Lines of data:
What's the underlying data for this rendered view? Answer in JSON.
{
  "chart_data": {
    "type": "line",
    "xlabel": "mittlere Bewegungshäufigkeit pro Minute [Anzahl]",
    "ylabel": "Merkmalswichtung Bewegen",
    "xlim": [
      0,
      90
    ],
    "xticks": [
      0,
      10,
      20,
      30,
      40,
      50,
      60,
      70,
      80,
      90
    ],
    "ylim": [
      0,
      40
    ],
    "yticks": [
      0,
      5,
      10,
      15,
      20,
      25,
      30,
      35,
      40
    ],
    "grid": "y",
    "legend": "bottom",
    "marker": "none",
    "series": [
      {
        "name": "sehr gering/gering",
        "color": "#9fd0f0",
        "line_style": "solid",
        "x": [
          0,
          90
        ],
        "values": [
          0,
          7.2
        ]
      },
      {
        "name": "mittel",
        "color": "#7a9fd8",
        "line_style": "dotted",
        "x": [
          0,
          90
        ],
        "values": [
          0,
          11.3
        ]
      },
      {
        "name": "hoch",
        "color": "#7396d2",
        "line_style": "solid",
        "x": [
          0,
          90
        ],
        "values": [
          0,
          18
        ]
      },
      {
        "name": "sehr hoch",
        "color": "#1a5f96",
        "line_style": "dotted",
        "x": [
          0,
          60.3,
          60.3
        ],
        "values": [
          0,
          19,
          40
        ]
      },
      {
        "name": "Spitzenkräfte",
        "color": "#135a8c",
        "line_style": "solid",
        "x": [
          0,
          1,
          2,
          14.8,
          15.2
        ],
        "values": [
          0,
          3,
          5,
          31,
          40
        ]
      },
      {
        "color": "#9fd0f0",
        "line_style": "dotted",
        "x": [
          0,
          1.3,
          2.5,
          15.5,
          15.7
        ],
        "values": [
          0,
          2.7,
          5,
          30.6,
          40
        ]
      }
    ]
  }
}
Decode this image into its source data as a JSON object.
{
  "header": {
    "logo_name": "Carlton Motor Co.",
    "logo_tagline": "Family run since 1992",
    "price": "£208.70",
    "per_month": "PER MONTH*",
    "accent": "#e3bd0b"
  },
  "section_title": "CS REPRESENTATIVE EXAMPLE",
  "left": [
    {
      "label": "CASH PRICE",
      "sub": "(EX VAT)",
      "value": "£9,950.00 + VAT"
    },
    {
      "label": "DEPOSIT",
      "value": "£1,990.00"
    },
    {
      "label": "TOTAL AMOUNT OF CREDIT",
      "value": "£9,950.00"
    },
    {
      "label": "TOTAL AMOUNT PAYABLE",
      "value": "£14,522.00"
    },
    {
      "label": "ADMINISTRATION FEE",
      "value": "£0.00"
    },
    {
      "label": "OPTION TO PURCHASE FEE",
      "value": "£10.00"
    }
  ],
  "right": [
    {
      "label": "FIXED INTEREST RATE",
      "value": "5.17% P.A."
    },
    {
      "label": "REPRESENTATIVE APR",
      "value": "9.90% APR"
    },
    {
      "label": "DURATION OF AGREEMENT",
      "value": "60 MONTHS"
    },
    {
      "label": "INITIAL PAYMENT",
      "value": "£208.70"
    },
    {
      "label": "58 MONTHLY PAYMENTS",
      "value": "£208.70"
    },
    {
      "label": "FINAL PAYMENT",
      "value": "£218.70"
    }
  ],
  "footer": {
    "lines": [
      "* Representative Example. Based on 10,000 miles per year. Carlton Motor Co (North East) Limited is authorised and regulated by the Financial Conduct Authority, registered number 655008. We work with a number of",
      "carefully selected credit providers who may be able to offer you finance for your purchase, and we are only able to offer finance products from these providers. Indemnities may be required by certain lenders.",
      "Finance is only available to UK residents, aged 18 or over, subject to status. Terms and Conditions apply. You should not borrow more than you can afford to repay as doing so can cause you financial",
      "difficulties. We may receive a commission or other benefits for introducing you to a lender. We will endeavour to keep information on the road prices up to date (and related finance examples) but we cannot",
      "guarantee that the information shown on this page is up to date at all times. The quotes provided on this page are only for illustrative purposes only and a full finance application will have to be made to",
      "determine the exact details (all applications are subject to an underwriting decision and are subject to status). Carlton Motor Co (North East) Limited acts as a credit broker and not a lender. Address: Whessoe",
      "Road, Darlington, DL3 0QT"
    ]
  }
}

▸ **WORK INSTRUCTIONS**
Write out the data exactly as it stands.

▸ **CORRECT RESPONSE**
What's the underlying data for this rendered view? Answer in JSON.
{
  "chart_data": {
    "type": "line",
    "xlabel": "mittlere Bewegungshäufigkeit pro Minute [Anzahl]",
    "ylabel": "Merkmalswichtung Bewegen",
    "xlim": [
      0,
      90
    ],
    "xticks": [
      0,
      10,
      20,
      30,
      40,
      50,
      60,
      70,
      80,
      90
    ],
    "ylim": [
      0,
      40
    ],
    "yticks": [
      0,
      5,
      10,
      15,
      20,
      25,
      30,
      35,
      40
    ],
    "grid": "y",
    "legend": "bottom",
    "marker": "none",
    "series": [
      {
        "name": "sehr gering/gering",
        "color": "#9fd0f0",
        "line_style": "solid",
        "x": [
          0,
          90
        ],
        "values": [
          0,
          7.2
        ]
      },
      {
        "name": "mittel",
        "color": "#7a9fd8",
        "line_style": "dotted",
        "x": [
          0,
          90
        ],
        "values": [
          0,
          11.3
        ]
      },
      {
        "name": "hoch",
        "color": "#7396d2",
        "line_style": "solid",
        "x": [
          0,
          90
        ],
        "values": [
          0,
          18
        ]
      },
      {
        "name": "sehr hoch",
        "color": "#1a5f96",
        "line_style": "dotted",
        "x": [
          0,
          60.3,
          60.3
        ],
        "values": [
          0,
          19,
          40
        ]
      },
      {
        "name": "Spitzenkräfte",
        "color": "#135a8c",
        "line_style": "solid",
        "x": [
          0,
          1,
          2,
          14.8,
          15.2
        ],
        "values": [
          0,
          3,
          5,
          31,
          40
        ]
      },
      {
        "color": "#9fd0f0",
        "line_style": "dotted",
        "x": [
          0,
          1.3,
          2.5,
          15.5,
          15.7
        ],
        "values": [
          0,
          2.7,
          5,
          30.6,
          40
        ]
      }
    ]
  }
}
Decode this image into its source data as a JSON object.
{
  "header": {
    "logo_name": "Carlton Motor Co.",
    "logo_tagline": "Family run since 1992",
    "price": "£208.70",
    "per_month": "PER MONTH*",
    "accent": "#e3bd0b"
  },
  "section_title": "CS REPRESENTATIVE EXAMPLE",
  "left": [
    {
      "label": "CASH PRICE",
      "sub": "(EX VAT)",
      "value": "£9,950.00 + VAT"
    },
    {
      "label": "DEPOSIT",
      "value": "£1,990.00"
    },
    {
      "label": "TOTAL AMOUNT OF CREDIT",
      "value": "£9,950.00"
    },
    {
      "label": "TOTAL AMOUNT PAYABLE",
      "value": "£14,522.00"
    },
    {
      "label": "ADMINISTRATION FEE",
      "value": "£0.00"
    },
    {
      "label": "OPTION TO PURCHASE FEE",
      "value": "£10.00"
    }
  ],
  "right": [
    {
      "label": "FIXED INTEREST RATE",
      "value": "5.17% P.A."
    },
    {
      "label": "REPRESENTATIVE APR",
      "value": "9.90% APR"
    },
    {
      "label": "DURATION OF AGREEMENT",
      "value": "60 MONTHS"
    },
    {
      "label": "INITIAL PAYMENT",
      "value": "£208.70"
    },
    {
      "label": "58 MONTHLY PAYMENTS",
      "value": "£208.70"
    },
    {
      "label": "FINAL PAYMENT",
      "value": "£218.70"
    }
  ],
  "footer": {
    "lines": [
      "* Representative Example. Based on 10,000 miles per year. Carlton Motor Co (North East) Limited is authorised and regulated by the Financial Conduct Authority, registered number 655008. We work with a number of",
      "carefully selected credit providers who may be able to offer you finance for your purchase, and we are only able to offer finance products from these providers. Indemnities may be required by certain lenders.",
      "Finance is only available to UK residents, aged 18 or over, subject to status. Terms and Conditions apply. You should not borrow more than you can afford to repay as doing so can cause you financial",
      "difficulties. We may receive a commission or other benefits for introducing you to a lender. We will endeavour to keep information on the road prices up to date (and related finance examples) but we cannot",
      "guarantee that the information shown on this page is up to date at all times. The quotes provided on this page are only for illustrative purposes only and a full finance application will have to be made to",
      "determine the exact details (all applications are subject to an underwriting decision and are subject to status). Carlton Motor Co (North East) Limited acts as a credit broker and not a lender. Address: Whessoe",
      "Road, Darlington, DL3 0QT"
    ]
  }
}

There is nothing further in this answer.